» Directions for this task
Nothing should be left out: output all of the entries exactly.

» Records supplied
— Start —

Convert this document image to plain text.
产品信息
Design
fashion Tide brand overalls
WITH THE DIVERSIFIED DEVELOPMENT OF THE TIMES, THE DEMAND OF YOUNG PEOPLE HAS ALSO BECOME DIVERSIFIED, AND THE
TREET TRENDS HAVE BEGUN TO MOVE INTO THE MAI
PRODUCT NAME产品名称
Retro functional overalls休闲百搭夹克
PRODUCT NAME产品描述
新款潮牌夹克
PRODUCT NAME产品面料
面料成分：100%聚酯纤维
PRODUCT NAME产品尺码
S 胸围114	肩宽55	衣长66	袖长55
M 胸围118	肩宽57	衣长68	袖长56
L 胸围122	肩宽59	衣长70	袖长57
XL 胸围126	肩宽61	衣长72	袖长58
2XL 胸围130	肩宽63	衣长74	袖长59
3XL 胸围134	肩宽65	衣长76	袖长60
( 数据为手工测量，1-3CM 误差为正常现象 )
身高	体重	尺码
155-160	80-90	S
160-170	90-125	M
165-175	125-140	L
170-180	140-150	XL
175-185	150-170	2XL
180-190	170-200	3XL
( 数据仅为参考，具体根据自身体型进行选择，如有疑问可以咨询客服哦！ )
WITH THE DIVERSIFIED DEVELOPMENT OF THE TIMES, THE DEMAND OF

— End —

» Solved problem
Convert this document image to plain text.
产品信息
Design
fashion Tide brand overalls
WITH THE DIVERSIFIED DEVELOPMENT OF THE TIMES, THE DEMAND OF YOUNG PEOPLE HAS ALSO BECOME DIVERSIFIED, AND THE
TREET TRENDS HAVE BEGUN TO MOVE INTO THE MAI
PRODUCT NAME产品名称
Retro functional overalls休闲百搭夹克
PRODUCT NAME产品描述
新款潮牌夹克
PRODUCT NAME产品面料
面料成分：100%聚酯纤维
PRODUCT NAME产品尺码
S 胸围114	肩宽55	衣长66	袖长55
M 胸围118	肩宽57	衣长68	袖长56
L 胸围122	肩宽59	衣长70	袖长57
XL 胸围126	肩宽61	衣长72	袖长58
2XL 胸围130	肩宽63	衣长74	袖长59
3XL 胸围134	肩宽65	衣长76	袖长60
( 数据为手工测量，1-3CM 误差为正常现象 )
身高	体重	尺码
155-160	80-90	S
160-170	90-125	M
165-175	125-140	L
170-180	140-150	XL
175-185	150-170	2XL
180-190	170-200	3XL
( 数据仅为参考，具体根据自身体型进行选择，如有疑问可以咨询客服哦！ )
WITH THE DIVERSIFIED DEVELOPMENT OF THE TIMES, THE DEMAND OF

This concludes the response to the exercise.